• [What you should do]: Across the listing below, count the lines that mention the string "Disminuye". Reply with the figure only.

------ The input ------

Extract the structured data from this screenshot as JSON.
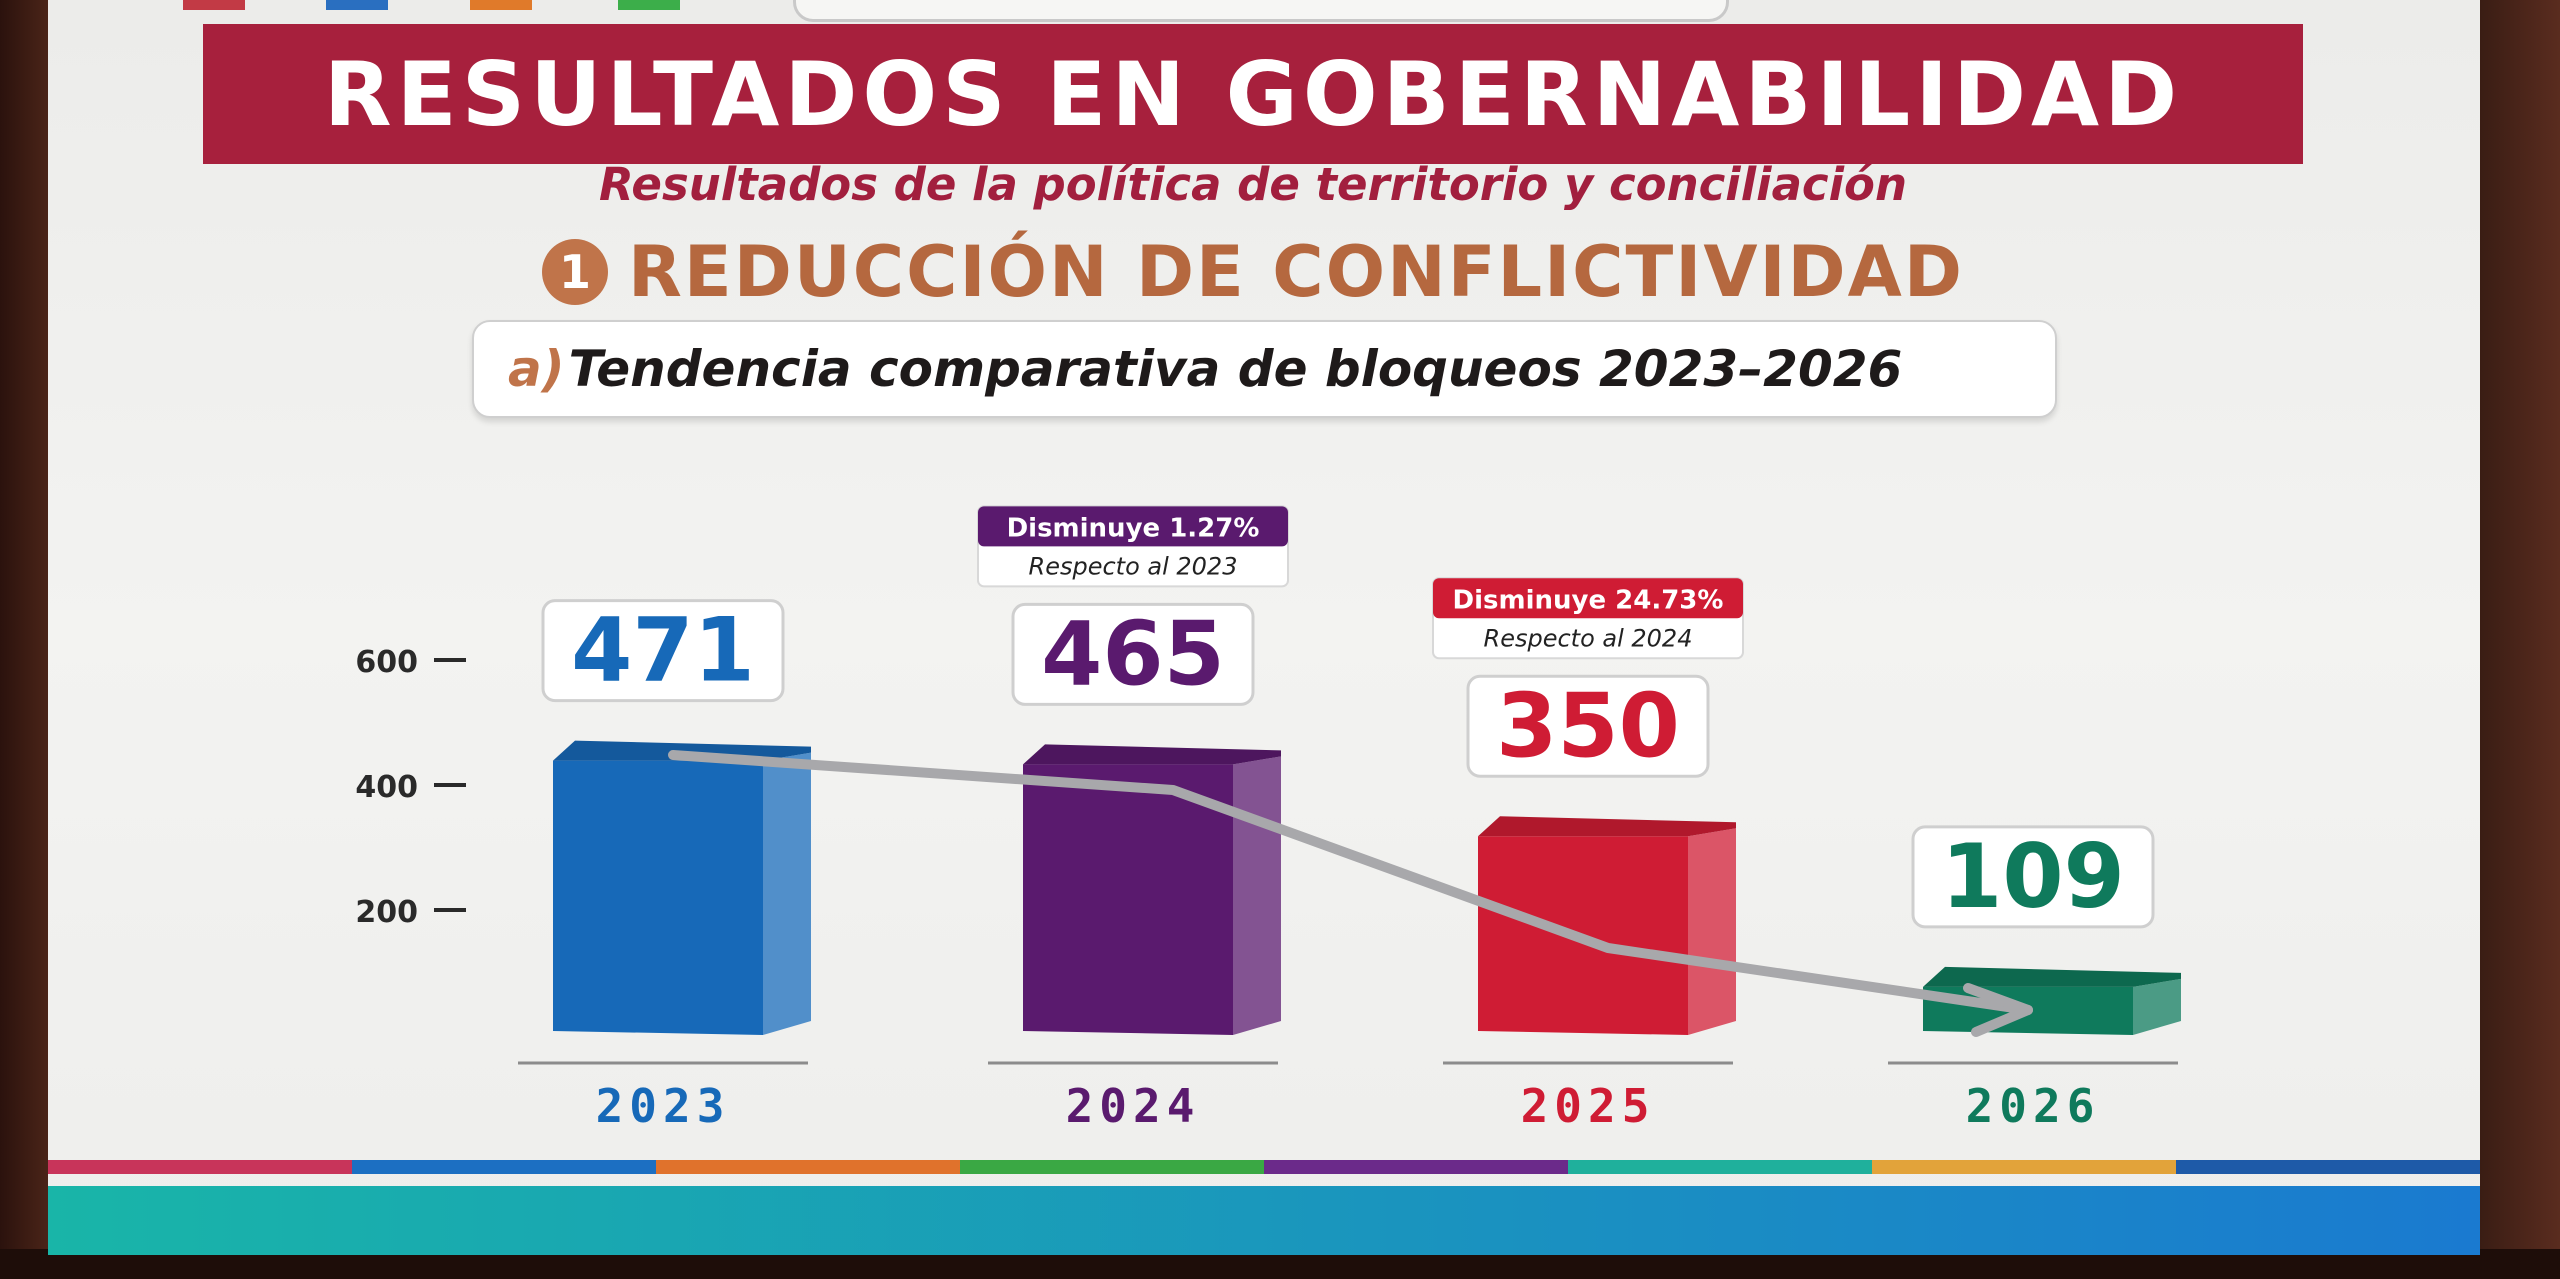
{
  "header": {
    "title": "RESULTADOS EN GOBERNABILIDAD",
    "subtitle": "Resultados de la política de territorio y conciliación",
    "section_number": "1",
    "section_title": "REDUCCIÓN DE CONFLICTIVIDAD",
    "subheading_letter": "a)",
    "subheading_text": "Tendencia comparativa de bloqueos 2023–2026"
  },
  "colors": {
    "title_bg": "#a7203d",
    "subtitle": "#a21f3e",
    "section": "#b5683f",
    "bar_2023": "#1769b8",
    "bar_2024": "#5a1a6e",
    "bar_2025": "#cf1c34",
    "bar_2026": "#0f7a5c",
    "trend_line": "#a8a8ab"
  },
  "chart_data": {
    "type": "bar",
    "categories": [
      "2023",
      "2024",
      "2025",
      "2026"
    ],
    "values": [
      471,
      465,
      350,
      109
    ],
    "value_labels": [
      "471",
      "465",
      "350",
      "109"
    ],
    "yticks": [
      200,
      400,
      600
    ],
    "ylim": [
      0,
      600
    ],
    "annotations": [
      {
        "category": "2024",
        "title": "Disminuye 1.27%",
        "subtitle": "Respecto al 2023"
      },
      {
        "category": "2025",
        "title": "Disminuye 24.73%",
        "subtitle": "Respecto al 2024"
      }
    ],
    "trend_arrow": true,
    "bar_style": "3d",
    "grid": false
  },
  "stripe_colors": [
    "#c8345a",
    "#1c6fc2",
    "#e0722c",
    "#3aa844",
    "#6b2a8a",
    "#1fb09c",
    "#e2a33a",
    "#1e5aa8"
  ]
}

------

• [Task response]: 2